### [Exercise]
Give a count of the lines below that have the string "Staatsministeriums" in them, with no other words.

- - - -

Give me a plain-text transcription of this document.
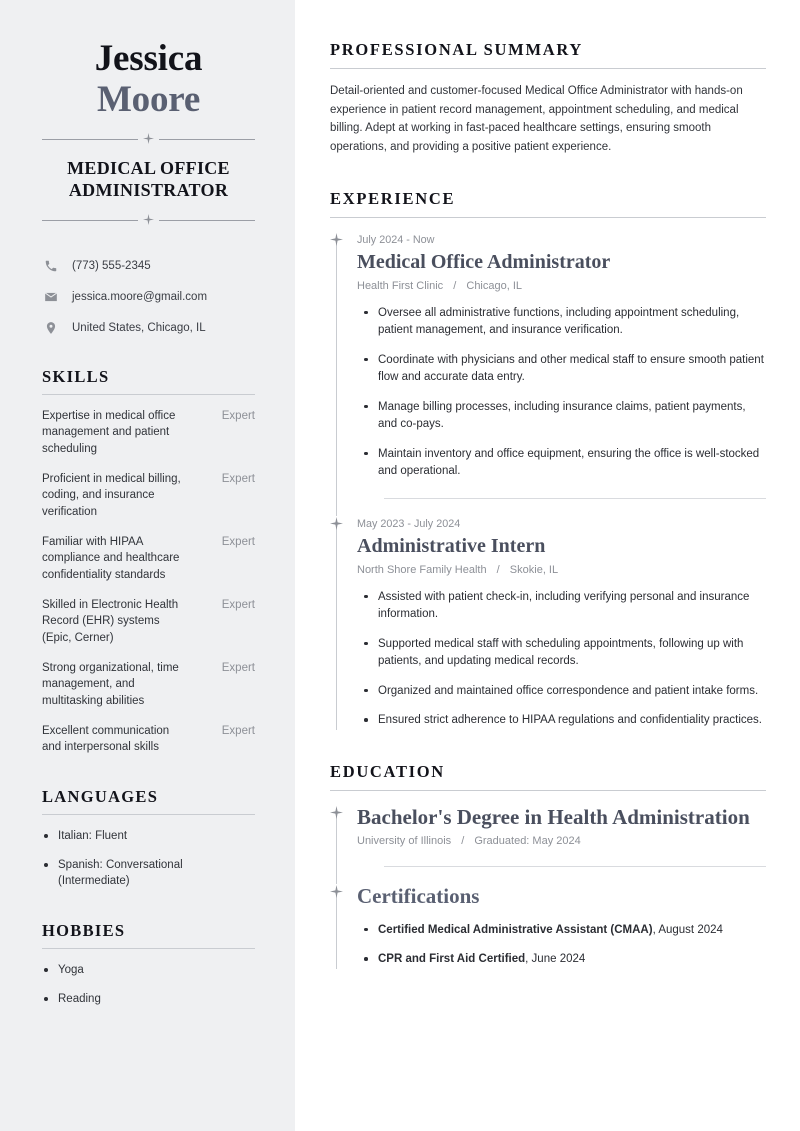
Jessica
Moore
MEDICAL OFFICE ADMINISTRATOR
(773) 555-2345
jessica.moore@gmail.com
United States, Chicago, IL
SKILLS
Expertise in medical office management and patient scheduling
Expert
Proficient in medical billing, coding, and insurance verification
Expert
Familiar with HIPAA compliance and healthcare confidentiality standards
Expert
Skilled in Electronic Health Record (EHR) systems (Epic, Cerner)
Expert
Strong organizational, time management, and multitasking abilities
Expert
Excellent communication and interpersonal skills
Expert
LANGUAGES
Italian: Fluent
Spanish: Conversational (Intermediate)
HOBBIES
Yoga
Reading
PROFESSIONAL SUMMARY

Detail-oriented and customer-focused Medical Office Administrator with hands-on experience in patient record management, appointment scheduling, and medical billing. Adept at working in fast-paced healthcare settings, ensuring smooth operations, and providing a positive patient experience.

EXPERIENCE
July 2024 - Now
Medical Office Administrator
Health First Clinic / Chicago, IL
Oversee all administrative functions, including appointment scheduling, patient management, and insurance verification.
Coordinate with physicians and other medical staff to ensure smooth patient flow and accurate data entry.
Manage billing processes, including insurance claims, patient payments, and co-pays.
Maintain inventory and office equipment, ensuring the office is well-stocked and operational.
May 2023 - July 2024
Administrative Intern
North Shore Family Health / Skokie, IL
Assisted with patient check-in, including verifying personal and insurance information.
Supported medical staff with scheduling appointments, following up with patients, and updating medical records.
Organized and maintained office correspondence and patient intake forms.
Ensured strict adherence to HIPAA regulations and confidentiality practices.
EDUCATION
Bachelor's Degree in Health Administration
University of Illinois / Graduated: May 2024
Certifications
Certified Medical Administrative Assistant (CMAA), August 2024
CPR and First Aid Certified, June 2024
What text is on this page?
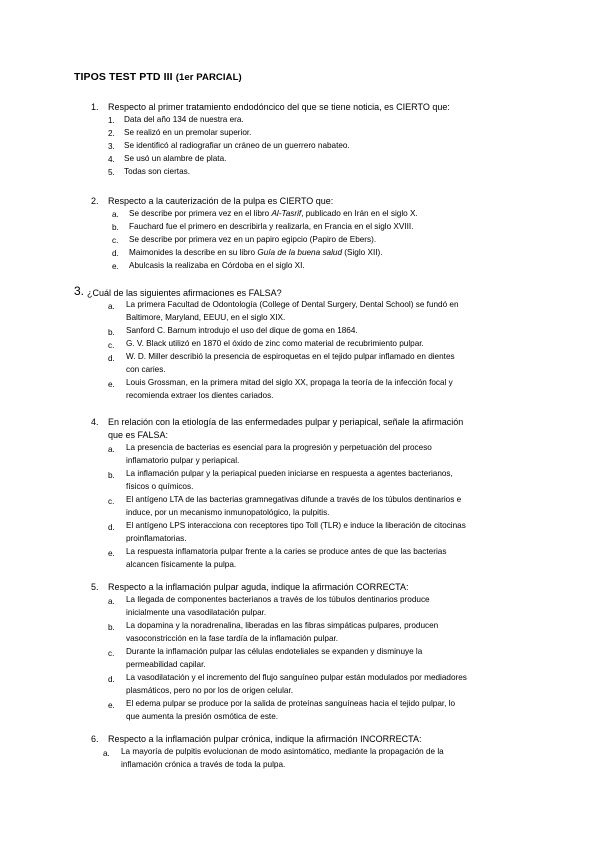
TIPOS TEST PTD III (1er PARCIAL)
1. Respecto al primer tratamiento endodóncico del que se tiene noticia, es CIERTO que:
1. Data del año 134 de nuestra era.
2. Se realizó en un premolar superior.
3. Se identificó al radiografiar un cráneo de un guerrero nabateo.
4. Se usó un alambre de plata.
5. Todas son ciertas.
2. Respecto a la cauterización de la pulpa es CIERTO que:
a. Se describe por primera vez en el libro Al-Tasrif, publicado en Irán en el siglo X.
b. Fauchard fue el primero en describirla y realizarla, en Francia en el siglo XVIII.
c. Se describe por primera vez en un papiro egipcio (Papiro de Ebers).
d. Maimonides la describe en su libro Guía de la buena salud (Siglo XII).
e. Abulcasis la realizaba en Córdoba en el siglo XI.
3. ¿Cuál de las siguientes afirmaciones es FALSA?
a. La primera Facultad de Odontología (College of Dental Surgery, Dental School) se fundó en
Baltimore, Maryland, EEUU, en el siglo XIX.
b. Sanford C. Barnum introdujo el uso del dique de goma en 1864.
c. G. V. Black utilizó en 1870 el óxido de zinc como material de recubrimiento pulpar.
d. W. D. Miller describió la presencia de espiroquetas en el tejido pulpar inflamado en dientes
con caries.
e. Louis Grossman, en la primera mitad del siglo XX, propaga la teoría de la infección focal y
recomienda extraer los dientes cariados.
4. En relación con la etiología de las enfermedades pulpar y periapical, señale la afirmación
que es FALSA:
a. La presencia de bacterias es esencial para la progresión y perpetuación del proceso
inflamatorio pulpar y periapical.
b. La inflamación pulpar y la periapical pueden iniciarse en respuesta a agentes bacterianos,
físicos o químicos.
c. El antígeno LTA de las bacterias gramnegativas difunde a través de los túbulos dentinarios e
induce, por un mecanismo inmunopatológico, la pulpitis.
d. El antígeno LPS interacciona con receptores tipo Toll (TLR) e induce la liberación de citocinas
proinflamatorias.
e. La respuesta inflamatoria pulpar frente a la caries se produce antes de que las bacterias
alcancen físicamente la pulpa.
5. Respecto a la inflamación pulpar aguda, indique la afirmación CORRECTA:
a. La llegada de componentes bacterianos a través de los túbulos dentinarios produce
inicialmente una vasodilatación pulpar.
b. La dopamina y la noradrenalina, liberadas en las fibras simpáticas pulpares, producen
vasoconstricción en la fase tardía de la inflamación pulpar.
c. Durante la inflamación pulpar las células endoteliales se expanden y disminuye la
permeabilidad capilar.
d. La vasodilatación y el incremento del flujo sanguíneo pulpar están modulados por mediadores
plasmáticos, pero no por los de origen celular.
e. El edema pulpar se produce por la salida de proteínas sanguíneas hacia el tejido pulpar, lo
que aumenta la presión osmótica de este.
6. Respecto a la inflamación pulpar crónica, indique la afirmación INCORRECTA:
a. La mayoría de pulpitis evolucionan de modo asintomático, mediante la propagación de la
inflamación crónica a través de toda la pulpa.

- - - -

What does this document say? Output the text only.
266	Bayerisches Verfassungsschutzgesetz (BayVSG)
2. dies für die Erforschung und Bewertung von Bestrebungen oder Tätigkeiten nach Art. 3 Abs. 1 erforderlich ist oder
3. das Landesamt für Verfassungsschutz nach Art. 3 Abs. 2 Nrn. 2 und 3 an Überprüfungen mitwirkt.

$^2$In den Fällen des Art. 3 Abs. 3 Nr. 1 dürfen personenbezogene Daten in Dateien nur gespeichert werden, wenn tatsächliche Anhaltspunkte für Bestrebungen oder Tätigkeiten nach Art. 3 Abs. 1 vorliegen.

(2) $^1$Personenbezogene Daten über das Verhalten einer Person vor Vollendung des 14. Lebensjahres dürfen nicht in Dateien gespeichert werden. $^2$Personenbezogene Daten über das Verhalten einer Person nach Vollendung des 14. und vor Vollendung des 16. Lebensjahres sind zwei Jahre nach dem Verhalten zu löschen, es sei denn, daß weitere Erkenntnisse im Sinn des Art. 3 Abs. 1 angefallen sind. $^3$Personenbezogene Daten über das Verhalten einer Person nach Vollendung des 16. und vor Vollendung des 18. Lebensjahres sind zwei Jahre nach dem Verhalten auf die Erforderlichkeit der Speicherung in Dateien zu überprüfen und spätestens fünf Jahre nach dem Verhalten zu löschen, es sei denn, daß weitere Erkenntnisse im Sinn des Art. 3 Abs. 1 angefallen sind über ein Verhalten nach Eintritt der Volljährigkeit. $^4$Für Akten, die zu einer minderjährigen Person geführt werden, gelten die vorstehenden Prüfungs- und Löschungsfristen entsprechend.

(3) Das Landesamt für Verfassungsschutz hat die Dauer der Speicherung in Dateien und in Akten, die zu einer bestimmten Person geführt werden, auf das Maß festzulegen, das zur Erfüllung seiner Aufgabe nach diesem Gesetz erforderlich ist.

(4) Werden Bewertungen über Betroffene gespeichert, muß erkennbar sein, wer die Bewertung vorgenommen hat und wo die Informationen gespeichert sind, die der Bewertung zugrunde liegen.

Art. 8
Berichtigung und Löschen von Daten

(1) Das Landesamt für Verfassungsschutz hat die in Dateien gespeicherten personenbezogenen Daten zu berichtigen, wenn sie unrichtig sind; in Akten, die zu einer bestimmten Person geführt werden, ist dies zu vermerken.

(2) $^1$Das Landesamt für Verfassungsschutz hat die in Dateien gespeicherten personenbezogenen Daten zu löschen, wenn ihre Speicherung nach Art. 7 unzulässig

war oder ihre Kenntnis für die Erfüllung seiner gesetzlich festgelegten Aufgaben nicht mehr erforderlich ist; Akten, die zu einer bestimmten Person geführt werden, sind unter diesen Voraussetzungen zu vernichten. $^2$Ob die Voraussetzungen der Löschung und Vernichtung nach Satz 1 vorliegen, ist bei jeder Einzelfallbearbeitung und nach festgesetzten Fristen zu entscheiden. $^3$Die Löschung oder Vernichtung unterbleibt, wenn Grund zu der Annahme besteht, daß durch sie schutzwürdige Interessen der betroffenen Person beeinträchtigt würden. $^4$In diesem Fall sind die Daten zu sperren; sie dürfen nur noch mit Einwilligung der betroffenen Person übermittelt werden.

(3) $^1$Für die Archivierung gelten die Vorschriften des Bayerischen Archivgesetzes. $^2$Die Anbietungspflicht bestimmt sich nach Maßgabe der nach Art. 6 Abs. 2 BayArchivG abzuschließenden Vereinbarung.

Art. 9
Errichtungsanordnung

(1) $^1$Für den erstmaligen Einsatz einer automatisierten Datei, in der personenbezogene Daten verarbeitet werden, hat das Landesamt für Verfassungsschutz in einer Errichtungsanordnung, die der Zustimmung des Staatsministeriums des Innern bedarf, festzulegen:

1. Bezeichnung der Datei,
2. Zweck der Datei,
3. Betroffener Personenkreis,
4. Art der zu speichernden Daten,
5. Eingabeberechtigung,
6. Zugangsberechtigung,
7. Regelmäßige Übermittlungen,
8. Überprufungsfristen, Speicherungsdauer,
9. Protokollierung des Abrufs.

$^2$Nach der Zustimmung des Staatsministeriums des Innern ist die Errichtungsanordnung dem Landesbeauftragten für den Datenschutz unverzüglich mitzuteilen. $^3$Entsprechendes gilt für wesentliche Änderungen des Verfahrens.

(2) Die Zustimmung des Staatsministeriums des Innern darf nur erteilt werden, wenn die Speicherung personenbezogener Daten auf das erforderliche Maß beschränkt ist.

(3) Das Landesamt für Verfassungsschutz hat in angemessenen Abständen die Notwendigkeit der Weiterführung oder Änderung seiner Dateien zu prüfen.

- - - -

### [Exercise solution]
3